TASK PROMPT: Examine the entries and show every line in which the word "description" is found.

RECORDS FOR THIS EXERCISE:
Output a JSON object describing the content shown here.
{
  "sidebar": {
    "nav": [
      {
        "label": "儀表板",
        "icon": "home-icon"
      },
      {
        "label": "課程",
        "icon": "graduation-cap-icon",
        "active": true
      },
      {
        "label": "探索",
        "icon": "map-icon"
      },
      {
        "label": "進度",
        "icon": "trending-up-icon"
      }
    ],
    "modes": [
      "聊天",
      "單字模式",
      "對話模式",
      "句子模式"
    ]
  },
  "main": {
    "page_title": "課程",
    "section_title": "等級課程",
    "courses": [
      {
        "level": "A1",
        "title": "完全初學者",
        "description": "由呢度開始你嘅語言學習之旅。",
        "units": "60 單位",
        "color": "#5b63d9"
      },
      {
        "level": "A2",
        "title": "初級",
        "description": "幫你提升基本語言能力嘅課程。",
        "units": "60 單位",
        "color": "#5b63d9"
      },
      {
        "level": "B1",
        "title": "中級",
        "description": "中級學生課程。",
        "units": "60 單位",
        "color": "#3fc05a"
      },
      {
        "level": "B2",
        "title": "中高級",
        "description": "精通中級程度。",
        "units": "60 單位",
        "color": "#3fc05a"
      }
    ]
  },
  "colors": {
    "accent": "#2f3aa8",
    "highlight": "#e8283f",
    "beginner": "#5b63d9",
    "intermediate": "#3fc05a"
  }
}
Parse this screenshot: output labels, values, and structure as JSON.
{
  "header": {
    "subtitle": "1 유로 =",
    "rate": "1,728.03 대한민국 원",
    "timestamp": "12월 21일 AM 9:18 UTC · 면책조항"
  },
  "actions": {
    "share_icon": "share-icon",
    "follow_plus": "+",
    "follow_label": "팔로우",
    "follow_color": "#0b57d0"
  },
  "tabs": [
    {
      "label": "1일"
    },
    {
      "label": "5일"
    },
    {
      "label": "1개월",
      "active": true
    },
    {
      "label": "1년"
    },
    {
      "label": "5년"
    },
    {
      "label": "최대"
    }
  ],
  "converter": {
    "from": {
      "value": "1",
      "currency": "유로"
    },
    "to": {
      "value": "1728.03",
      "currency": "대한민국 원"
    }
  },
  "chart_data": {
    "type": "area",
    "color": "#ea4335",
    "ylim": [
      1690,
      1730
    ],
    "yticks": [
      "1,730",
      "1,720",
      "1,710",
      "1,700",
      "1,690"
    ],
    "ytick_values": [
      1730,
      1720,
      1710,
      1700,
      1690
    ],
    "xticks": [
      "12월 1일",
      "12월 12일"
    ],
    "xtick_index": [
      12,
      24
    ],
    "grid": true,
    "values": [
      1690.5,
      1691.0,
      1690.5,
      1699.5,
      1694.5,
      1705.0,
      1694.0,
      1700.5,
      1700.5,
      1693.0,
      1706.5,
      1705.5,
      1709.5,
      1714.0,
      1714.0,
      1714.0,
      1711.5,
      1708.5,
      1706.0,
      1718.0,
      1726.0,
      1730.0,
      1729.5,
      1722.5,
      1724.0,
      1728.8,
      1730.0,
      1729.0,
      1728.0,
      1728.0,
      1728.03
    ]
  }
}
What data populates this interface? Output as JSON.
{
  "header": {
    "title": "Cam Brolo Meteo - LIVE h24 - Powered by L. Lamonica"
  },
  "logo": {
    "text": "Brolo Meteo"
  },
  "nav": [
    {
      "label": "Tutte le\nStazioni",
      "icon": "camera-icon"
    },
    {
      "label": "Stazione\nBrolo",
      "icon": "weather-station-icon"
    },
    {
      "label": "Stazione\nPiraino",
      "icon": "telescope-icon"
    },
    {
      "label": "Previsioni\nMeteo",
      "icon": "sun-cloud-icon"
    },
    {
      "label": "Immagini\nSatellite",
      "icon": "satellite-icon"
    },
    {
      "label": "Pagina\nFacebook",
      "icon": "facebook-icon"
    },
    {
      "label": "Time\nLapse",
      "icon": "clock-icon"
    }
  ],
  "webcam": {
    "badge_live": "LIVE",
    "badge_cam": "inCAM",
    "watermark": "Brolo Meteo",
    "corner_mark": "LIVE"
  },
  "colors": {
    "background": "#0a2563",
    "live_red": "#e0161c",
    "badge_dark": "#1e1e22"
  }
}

TASK RESPONSE:
        "description": "由呢度開始你嘅語言學習之旅。",
        "description": "幫你提升基本語言能力嘅課程。",
        "description": "中級學生課程。",
        "description": "精通中級程度。",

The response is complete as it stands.